SOURCE MATERIAL.

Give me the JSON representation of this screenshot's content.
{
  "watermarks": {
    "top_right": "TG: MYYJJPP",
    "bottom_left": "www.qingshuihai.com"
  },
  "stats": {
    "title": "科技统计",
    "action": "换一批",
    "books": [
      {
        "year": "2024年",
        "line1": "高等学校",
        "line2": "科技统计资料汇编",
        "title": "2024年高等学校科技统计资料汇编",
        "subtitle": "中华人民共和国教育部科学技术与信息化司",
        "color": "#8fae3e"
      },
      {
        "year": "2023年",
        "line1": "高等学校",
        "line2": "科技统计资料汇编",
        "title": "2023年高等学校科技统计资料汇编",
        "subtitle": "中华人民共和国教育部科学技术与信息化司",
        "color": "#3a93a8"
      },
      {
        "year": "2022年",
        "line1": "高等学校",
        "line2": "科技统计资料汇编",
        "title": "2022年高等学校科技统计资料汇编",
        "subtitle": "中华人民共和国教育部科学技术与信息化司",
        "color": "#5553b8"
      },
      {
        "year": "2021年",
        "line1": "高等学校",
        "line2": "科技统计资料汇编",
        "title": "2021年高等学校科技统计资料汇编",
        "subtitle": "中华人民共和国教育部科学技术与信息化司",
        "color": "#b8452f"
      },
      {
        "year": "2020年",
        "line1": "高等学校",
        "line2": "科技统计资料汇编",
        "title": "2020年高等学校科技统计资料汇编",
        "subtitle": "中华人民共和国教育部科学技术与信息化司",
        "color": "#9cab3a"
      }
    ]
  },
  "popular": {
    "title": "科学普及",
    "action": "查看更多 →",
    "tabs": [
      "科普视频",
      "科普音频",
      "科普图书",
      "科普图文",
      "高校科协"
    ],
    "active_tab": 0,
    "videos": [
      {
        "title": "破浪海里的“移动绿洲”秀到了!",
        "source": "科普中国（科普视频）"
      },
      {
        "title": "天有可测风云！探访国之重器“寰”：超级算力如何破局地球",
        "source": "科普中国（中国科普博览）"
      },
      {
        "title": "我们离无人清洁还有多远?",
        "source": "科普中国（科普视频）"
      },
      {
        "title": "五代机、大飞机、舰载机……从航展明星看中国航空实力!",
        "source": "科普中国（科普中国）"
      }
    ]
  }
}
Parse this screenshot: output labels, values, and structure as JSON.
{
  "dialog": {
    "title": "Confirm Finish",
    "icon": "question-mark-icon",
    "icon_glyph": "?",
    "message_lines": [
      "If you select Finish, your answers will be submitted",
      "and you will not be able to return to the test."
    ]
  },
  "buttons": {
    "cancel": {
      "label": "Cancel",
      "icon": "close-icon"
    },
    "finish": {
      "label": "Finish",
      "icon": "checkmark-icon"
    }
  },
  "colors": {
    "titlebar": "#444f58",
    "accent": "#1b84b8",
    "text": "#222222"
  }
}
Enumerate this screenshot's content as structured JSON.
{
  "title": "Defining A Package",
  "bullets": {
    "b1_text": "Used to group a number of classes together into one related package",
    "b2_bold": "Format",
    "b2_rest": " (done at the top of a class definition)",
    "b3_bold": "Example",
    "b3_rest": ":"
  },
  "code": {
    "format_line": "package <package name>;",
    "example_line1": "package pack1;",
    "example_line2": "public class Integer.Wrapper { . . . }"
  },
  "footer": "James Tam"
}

WRITTEN REQUEST. Within the listing above, copy each line that has the string "year".

RESULT OF THIS EXERCISE.
        "year": "2024年",
        "year": "2023年",
        "year": "2022年",
        "year": "2021年",
        "year": "2020年",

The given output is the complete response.